Convert each line of the items below into a Markdown table with the columns "Row" and "Line," giving each row a number and omitting blank lines.

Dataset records
==================================================

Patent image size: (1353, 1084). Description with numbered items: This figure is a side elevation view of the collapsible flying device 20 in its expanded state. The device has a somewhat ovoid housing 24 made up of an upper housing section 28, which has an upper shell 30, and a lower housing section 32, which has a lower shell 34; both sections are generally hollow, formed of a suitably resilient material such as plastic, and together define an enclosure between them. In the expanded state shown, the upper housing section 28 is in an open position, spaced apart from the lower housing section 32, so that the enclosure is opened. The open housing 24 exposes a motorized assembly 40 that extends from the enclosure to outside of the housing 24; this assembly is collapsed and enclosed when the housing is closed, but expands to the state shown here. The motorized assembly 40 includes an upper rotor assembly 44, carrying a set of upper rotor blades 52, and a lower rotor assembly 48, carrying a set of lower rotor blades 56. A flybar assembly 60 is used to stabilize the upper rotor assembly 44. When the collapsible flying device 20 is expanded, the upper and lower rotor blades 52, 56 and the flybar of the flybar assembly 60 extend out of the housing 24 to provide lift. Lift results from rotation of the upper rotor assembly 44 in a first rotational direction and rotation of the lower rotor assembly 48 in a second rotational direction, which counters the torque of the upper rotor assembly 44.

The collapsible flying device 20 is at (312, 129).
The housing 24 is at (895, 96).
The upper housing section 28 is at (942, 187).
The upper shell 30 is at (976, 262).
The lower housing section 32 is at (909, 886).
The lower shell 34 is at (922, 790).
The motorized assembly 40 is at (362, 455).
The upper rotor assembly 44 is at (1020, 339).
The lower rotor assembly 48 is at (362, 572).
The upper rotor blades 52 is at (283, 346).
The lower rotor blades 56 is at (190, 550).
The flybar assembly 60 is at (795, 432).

==================================================

ANSWER IN FULL:
| Row | Line |
|---|---|
| 1 | Patent image size: (1353, 1084). Description with numbered items: This figure is a side elevation view of the collapsible flying device 20 in its expanded state. The device has a somewhat ovoid housing 24 made up of an upper housing section 28, which has an upper shell 30, and a lower housing section 32, which has a lower shell 34; both sections are generally hollow, formed of a suitably resilient material such as plastic, and together define an enclosure between them. In the expanded state shown, the upper housing section 28 is in an open position, spaced apart from the lower housing section 32, so that the enclosure is opened. The open housing 24 exposes a motorized assembly 40 that extends from the enclosure to outside of the housing 24; this assembly is collapsed and enclosed when the housing is closed, but expands to the state shown here. The motorized assembly 40 includes an upper rotor assembly 44, carrying a set of upper rotor blades 52, and a lower rotor assembly 48, carrying a set of lower rotor blades 56. A flybar assembly 60 is used to stabilize the upper rotor assembly 44. When the collapsible flying device 20 is expanded, the upper and lower rotor blades 52, 56 and the flybar of the flybar assembly 60 extend out of the housing 24 to provide lift. Lift results from rotation of the upper rotor assembly 44 in a first rotational direction and rotation of the lower rotor assembly 48 in a second rotational direction, which counters the torque of the upper rotor assembly 44. |
| 2 | The collapsible flying device 20 is at (312, 129). |
| 3 | The housing 24 is at (895, 96). |
| 4 | The upper housing section 28 is at (942, 187). |
| 5 | The upper shell 30 is at (976, 262). |
| 6 | The lower housing section 32 is at (909, 886). |
| 7 | The lower shell 34 is at (922, 790). |
| 8 | The motorized assembly 40 is at (362, 455). |
| 9 | The upper rotor assembly 44 is at (1020, 339). |
| 10 | The lower rotor assembly 48 is at (362, 572). |
| 11 | The upper rotor blades 52 is at (283, 346). |
| 12 | The lower rotor blades 56 is at (190, 550). |
| 13 | The flybar assembly 60 is at (795, 432). |